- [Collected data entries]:
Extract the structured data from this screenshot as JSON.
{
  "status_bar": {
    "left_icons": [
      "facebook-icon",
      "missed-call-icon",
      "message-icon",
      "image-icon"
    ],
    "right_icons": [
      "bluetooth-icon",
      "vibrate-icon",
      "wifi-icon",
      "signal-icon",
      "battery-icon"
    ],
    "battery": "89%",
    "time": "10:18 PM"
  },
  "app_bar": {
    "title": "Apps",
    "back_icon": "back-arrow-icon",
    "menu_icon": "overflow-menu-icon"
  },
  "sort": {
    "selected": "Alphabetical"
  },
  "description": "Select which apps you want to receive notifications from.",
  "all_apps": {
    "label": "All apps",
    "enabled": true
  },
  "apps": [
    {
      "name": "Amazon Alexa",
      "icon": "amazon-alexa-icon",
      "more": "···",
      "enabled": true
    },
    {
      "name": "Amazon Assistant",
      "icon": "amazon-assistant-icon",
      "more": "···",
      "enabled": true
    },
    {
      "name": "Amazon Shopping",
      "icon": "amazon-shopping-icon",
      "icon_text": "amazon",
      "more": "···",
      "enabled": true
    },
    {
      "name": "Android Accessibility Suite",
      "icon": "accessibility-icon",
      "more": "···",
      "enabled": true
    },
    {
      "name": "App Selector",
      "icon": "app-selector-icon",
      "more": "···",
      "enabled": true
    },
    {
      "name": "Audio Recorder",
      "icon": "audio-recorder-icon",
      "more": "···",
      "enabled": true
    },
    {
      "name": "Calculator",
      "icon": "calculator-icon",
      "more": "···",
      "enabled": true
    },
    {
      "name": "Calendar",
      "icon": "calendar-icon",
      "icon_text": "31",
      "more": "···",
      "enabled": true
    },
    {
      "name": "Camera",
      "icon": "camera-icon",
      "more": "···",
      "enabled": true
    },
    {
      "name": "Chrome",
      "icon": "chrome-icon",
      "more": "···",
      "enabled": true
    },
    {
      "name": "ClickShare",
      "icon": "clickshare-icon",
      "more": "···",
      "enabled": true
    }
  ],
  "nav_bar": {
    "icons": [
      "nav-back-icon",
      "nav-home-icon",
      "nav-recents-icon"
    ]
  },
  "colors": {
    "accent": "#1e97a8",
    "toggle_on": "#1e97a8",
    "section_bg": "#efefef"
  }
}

- [Your task]:
Check every line of the listing for the string "from" and report how many lines have it, as a number alone.

- [Full output]:
2